**** Excerpted passage

# Baking bread in Cast Iron Pot



## Finally (Apr 23, 2002)

Maws suggested a Barbecue thread, and also mentionned baking bread in her cast iron pot in her ground fire. 
OK Maws, Here is 'Your' BBQ thread; and I have a question . . .
I do Large Quantity BBQ, crazy amounts for various events, and most are spit-roasted items. I am wondering if I can do Bread in an Iron Pot while I'm doing the BBQ. I use lump charcoal on a sand base and have a technique for very limited amount(s) of fire for the spit-roasting BBQ.
Might you supply some suggestions including Pot Size(s) and Weight(s), any specifics for internal coating(s), Suggestions for times - and types of fires if possible, top-of-pot fire required (?), and of course - Personnal Recommendations for recipe(s).
I have a couple of Dutch Ovens and would really like to include a 'Pot of Bread,' if only for my supper at one of the BBQs. I am sure this would create even more interest and enthusiasm.
Finally,
David


----------



## BradTheDog (Apr 23, 2002)

baking bread in a dutch oven is easily doable if you are a master dutch oven cooker.  This project isn't for beginners of baking or fire/coal dutch ovening, it takes a lot of experience and know how about both.  too little time and you have a sticky mess inside, too hot or too long and you have burnt the bread.  Since this is just a hit or miss learning experience give it a try with a short baking time at high heat bread recipe also look for one with a fairly high water content or add 15% to 25% more water as the steam will help prevent buring and provide a wonderful crust, and stick with the same bread recipe until you get a feel for it.


----------



## maws (Apr 24, 2002)

Bread & Barbecue - Hi Finally - Only read your new posting now. Let's get baking. I'll explain the way I do it. I use a flat bottomed cast iron pot - a useful size for bread will be about 4" deep and 12" in diameter at the rim. If you have soft soil around the bbq area, dig a hole into which this will fit.

Now make a strong fire in the hole. We use wood. If using charcoal briquettes (I don't know what you would call this, but you'll understand), burn for at least ½ hour. Then remove charcoal and only replace a few small pieces for heat at the bottom of the hole. (Sounding complicated?)

********

Goal 1:
Answer these questions about the bread-baking thread:
(a) What does David spread under his lump charcoal?
(b) By how much extra water does BradTheDog suggest increasing a bread recipe?
(c) What depth and rim diameter does maws give for a useful bread pot?
The thread above has no connection to the records that follow.

**** Material provided

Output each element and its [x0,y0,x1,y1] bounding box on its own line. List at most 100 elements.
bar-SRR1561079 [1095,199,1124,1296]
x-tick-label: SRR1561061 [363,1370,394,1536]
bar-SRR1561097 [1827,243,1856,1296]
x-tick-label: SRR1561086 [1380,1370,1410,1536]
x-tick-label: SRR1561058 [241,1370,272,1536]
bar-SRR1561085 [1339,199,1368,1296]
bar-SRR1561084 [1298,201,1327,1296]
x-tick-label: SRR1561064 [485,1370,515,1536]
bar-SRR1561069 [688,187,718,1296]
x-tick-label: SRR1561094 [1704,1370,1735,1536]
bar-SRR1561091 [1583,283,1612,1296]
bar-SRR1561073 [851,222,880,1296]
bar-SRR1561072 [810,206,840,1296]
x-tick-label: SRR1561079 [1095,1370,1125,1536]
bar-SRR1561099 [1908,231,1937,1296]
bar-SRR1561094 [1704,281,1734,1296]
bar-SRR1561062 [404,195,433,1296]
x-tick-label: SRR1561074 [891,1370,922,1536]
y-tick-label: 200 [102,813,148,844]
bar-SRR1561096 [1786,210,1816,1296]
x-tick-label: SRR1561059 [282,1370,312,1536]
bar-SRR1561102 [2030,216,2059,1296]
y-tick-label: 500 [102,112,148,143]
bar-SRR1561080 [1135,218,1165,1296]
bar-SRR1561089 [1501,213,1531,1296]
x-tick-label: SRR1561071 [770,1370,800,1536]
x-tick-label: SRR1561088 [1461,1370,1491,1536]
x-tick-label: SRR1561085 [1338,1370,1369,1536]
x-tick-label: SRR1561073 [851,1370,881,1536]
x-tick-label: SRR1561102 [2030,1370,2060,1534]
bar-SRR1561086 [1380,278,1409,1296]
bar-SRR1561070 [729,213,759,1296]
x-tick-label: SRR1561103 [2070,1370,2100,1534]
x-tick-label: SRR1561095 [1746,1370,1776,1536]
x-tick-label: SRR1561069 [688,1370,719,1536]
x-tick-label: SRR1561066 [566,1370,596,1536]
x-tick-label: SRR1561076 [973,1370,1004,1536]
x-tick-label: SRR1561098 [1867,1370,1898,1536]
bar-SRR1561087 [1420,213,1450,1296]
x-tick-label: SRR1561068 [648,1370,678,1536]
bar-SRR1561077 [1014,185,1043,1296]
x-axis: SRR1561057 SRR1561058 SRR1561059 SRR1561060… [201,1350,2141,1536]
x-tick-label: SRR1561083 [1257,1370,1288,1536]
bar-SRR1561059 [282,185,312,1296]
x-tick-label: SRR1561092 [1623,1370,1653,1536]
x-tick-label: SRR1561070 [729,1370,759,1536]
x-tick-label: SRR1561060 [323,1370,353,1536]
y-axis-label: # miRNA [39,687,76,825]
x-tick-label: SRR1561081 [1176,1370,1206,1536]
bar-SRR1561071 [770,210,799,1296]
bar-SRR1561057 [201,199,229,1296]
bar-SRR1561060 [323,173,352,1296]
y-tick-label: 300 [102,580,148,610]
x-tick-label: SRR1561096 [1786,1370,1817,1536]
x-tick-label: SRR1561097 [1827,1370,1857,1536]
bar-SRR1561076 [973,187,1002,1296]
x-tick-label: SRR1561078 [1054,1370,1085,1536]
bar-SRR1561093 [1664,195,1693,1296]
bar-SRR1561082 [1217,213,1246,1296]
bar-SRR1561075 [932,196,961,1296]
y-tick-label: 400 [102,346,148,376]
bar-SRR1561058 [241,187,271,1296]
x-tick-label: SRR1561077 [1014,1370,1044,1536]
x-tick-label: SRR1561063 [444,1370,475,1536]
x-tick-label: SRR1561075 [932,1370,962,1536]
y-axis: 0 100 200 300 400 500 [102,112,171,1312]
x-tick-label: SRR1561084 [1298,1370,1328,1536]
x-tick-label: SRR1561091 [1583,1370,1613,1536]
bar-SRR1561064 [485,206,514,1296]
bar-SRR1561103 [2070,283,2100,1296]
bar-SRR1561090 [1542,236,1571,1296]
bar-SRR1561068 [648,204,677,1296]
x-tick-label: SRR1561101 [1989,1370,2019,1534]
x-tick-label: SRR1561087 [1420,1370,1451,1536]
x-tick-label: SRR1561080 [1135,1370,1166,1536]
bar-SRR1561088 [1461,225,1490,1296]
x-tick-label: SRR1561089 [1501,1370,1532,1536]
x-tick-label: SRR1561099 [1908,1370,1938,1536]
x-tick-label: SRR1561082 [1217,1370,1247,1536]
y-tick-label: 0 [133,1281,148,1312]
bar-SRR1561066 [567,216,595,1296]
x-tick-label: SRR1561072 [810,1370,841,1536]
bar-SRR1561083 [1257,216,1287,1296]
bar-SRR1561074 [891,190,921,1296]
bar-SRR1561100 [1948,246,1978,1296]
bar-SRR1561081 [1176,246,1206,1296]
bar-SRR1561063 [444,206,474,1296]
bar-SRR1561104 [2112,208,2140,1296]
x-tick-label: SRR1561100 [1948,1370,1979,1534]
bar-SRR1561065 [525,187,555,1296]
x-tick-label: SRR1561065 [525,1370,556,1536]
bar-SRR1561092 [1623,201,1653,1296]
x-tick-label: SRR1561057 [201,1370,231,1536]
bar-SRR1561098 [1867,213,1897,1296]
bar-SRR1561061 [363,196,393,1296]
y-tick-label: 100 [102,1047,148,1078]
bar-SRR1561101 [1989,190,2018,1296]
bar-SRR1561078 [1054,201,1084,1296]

********

Goal 2:
Write out the lines of the records, starting at the first line and ending at the line containing "x-tick-label: SRR1561059 [282,1370,312,1536]", with both of those lines included.

Result 1:
(a) A sand base.
(b) 15% to 25% more water.
(c) About 4" deep and 12" in diameter at the rim.

Result 2:
Output each element and its [x0,y0,x1,y1] bounding box on its own line. List at most 100 elements.
bar-SRR1561079 [1095,199,1124,1296]
x-tick-label: SRR1561061 [363,1370,394,1536]
bar-SRR1561097 [1827,243,1856,1296]
x-tick-label: SRR1561086 [1380,1370,1410,1536]
x-tick-label: SRR1561058 [241,1370,272,1536]
bar-SRR1561085 [1339,199,1368,1296]
bar-SRR1561084 [1298,201,1327,1296]
x-tick-label: SRR1561064 [485,1370,515,1536]
bar-SRR1561069 [688,187,718,1296]
x-tick-label: SRR1561094 [1704,1370,1735,1536]
bar-SRR1561091 [1583,283,1612,1296]
bar-SRR1561073 [851,222,880,1296]
bar-SRR1561072 [810,206,840,1296]
x-tick-label: SRR1561079 [1095,1370,1125,1536]
bar-SRR1561099 [1908,231,1937,1296]
bar-SRR1561094 [1704,281,1734,1296]
bar-SRR1561062 [404,195,433,1296]
x-tick-label: SRR1561074 [891,1370,922,1536]
y-tick-label: 200 [102,813,148,844]
bar-SRR1561096 [1786,210,1816,1296]
x-tick-label: SRR1561059 [282,1370,312,1536]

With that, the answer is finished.